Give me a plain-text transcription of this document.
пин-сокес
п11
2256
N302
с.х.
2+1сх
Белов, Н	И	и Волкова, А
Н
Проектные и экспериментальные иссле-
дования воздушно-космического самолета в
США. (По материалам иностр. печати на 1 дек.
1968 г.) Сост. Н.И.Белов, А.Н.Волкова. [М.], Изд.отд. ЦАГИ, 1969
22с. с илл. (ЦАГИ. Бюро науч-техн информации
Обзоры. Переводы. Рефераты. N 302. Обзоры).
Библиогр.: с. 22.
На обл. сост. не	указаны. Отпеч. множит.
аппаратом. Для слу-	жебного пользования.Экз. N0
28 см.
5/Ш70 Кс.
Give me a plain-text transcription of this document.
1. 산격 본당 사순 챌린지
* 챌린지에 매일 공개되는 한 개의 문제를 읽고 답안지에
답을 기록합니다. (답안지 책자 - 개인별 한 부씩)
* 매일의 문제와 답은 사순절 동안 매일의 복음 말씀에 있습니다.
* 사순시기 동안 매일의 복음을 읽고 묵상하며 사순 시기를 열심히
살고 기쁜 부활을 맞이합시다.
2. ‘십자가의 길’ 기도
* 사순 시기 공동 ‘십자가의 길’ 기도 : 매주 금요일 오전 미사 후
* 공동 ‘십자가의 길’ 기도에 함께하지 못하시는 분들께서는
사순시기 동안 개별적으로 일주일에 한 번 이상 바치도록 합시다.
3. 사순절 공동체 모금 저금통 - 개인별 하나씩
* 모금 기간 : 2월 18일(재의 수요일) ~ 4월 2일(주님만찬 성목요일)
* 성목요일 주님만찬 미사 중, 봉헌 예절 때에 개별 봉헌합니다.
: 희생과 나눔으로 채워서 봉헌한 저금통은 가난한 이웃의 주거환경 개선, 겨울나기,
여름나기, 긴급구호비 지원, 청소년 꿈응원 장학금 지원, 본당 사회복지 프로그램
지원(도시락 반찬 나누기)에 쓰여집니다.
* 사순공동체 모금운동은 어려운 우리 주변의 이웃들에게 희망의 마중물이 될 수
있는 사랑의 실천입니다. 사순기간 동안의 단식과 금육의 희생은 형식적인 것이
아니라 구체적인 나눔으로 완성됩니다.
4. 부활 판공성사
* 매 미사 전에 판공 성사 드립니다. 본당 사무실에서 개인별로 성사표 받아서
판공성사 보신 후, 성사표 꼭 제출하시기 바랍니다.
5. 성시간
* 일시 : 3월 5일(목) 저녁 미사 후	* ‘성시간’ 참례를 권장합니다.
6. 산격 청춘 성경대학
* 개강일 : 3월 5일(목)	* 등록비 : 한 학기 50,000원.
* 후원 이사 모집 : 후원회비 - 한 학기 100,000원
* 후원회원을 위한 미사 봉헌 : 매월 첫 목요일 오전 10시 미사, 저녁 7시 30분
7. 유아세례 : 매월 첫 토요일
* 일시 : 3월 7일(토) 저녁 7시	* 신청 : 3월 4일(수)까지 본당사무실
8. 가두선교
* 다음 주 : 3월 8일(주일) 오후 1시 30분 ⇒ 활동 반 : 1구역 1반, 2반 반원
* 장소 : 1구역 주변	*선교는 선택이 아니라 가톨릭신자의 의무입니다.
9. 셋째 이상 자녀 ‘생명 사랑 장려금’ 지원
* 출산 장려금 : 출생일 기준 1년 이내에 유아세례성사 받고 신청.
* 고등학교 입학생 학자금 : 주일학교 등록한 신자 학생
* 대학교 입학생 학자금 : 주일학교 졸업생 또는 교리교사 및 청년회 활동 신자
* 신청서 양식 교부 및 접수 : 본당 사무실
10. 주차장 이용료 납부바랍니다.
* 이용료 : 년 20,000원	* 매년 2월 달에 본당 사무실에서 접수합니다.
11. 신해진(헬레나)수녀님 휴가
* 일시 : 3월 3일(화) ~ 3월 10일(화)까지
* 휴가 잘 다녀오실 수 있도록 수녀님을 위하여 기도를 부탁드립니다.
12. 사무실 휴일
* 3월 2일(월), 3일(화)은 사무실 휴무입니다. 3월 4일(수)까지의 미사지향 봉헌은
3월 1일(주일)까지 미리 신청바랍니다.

⁂

Problem to work on ->
Isolate each line of the listing above that includes "ЦАГИ". Copy it.

The solution ->
1968 г.) Сост. Н.И.Белов, А.Н.Волкова. [М.], Изд.отд. ЦАГИ, 1969
22с. с илл. (ЦАГИ. Бюро науч-техн информации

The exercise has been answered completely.